### TASK TO COMPLETE
From the listing below, pull out every line where the string "value" appears.

- - -

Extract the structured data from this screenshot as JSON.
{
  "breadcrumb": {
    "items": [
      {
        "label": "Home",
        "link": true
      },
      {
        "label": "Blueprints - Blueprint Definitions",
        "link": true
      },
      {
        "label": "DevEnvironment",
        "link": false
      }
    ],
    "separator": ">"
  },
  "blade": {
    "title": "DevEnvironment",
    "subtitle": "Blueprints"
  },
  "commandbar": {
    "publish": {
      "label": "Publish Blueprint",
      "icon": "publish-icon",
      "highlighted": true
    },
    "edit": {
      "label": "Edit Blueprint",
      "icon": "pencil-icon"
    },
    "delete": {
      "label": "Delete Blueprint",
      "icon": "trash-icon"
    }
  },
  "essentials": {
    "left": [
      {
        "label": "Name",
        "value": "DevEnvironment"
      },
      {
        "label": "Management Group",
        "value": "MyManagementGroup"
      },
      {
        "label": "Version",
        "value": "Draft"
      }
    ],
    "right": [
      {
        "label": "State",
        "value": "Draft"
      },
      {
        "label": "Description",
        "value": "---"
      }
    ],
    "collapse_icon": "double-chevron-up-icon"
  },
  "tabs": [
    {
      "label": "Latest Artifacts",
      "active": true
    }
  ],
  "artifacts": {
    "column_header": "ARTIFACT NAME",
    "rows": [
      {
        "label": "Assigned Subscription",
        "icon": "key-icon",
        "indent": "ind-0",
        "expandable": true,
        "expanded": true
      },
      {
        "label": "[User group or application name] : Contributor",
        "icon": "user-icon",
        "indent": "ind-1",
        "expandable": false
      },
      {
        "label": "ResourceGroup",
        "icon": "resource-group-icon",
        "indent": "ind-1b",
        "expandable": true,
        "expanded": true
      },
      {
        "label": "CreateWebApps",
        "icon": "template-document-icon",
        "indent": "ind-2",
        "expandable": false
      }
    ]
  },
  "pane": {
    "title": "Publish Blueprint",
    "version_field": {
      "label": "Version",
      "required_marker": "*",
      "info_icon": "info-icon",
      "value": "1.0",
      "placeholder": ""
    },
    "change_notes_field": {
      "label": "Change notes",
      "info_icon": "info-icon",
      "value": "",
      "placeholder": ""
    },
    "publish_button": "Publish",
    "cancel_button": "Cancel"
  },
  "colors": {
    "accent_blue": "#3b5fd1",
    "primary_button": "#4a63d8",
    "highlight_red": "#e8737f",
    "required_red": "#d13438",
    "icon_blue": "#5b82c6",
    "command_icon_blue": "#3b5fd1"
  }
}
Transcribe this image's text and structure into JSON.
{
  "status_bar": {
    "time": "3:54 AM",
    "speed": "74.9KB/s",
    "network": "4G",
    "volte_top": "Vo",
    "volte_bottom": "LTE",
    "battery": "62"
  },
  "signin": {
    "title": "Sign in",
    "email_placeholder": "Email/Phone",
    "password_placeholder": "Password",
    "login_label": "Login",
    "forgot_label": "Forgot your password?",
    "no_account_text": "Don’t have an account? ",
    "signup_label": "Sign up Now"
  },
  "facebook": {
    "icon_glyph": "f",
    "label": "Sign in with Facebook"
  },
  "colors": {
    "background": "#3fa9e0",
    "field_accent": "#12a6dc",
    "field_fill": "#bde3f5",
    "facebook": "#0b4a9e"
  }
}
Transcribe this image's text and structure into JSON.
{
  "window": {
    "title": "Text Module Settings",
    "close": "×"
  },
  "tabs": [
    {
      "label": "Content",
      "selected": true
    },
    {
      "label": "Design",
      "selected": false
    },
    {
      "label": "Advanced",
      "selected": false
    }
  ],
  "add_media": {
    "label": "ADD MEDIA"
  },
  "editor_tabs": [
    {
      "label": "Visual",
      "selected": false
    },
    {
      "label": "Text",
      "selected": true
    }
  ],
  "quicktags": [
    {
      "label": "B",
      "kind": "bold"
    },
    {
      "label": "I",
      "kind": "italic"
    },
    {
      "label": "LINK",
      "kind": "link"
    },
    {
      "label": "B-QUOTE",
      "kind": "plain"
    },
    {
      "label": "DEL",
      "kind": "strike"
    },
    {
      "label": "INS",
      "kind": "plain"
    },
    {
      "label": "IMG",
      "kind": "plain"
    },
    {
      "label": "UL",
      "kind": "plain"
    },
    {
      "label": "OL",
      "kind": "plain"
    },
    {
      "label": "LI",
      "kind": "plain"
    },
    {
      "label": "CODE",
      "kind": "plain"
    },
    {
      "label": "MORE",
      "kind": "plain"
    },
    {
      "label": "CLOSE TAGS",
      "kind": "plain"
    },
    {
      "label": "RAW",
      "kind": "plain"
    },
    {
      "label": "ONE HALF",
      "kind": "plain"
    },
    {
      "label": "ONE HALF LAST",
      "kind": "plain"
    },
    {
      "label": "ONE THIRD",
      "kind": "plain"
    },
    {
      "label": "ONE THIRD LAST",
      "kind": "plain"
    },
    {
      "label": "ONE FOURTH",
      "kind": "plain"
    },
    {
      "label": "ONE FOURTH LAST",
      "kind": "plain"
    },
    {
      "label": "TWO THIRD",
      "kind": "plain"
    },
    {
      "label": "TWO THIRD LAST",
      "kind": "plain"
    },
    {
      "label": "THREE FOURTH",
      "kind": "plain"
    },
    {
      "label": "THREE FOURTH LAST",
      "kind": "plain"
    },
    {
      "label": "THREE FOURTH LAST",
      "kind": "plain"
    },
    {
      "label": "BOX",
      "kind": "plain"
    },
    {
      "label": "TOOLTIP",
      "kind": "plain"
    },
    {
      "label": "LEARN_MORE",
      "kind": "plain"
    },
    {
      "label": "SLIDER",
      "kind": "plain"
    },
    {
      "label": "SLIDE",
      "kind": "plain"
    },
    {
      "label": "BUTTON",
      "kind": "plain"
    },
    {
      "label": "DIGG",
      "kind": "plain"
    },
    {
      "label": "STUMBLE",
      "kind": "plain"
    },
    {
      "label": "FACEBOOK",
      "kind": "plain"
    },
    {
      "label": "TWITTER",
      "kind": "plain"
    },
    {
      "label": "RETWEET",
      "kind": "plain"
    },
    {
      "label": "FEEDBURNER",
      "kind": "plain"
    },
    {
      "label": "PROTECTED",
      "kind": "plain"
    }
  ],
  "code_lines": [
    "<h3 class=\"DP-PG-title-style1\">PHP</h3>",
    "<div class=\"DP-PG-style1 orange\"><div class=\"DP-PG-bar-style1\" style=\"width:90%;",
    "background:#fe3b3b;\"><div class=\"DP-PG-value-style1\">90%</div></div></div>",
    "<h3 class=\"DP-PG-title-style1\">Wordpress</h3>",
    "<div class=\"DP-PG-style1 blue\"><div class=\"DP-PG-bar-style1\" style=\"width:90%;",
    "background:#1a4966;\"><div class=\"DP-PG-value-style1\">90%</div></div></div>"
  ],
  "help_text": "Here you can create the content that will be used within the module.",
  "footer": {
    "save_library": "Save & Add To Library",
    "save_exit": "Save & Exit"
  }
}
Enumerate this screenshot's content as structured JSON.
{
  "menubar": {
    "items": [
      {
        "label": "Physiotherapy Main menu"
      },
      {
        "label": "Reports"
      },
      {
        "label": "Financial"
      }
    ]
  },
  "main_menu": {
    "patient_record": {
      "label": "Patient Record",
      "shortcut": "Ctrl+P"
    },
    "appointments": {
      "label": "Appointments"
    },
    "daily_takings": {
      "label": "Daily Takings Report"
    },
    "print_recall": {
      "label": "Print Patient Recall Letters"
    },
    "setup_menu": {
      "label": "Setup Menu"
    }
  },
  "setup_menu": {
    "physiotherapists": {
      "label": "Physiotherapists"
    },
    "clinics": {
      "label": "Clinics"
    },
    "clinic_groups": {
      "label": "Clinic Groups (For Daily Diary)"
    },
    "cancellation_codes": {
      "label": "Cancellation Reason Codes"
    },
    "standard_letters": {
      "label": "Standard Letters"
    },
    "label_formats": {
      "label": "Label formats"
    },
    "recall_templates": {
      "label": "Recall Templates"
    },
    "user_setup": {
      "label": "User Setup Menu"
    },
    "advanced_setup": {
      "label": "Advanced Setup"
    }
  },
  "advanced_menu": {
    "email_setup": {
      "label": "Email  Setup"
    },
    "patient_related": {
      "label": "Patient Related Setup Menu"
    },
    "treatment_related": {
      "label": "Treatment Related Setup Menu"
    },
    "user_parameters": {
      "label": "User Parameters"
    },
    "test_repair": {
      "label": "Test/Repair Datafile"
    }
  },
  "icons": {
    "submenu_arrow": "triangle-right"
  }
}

- - -

### FINISHED ANSWER
        "value": "DevEnvironment"
        "value": "MyManagementGroup"
        "value": "Draft"
        "value": "Draft"
        "value": "---"
      "value": "1.0",
      "value": "",
    "background:#fe3b3b;\"><div class=\"DP-PG-value-style1\">90%</div></div></div>",
    "background:#1a4966;\"><div class=\"DP-PG-value-style1\">90%</div></div></div>"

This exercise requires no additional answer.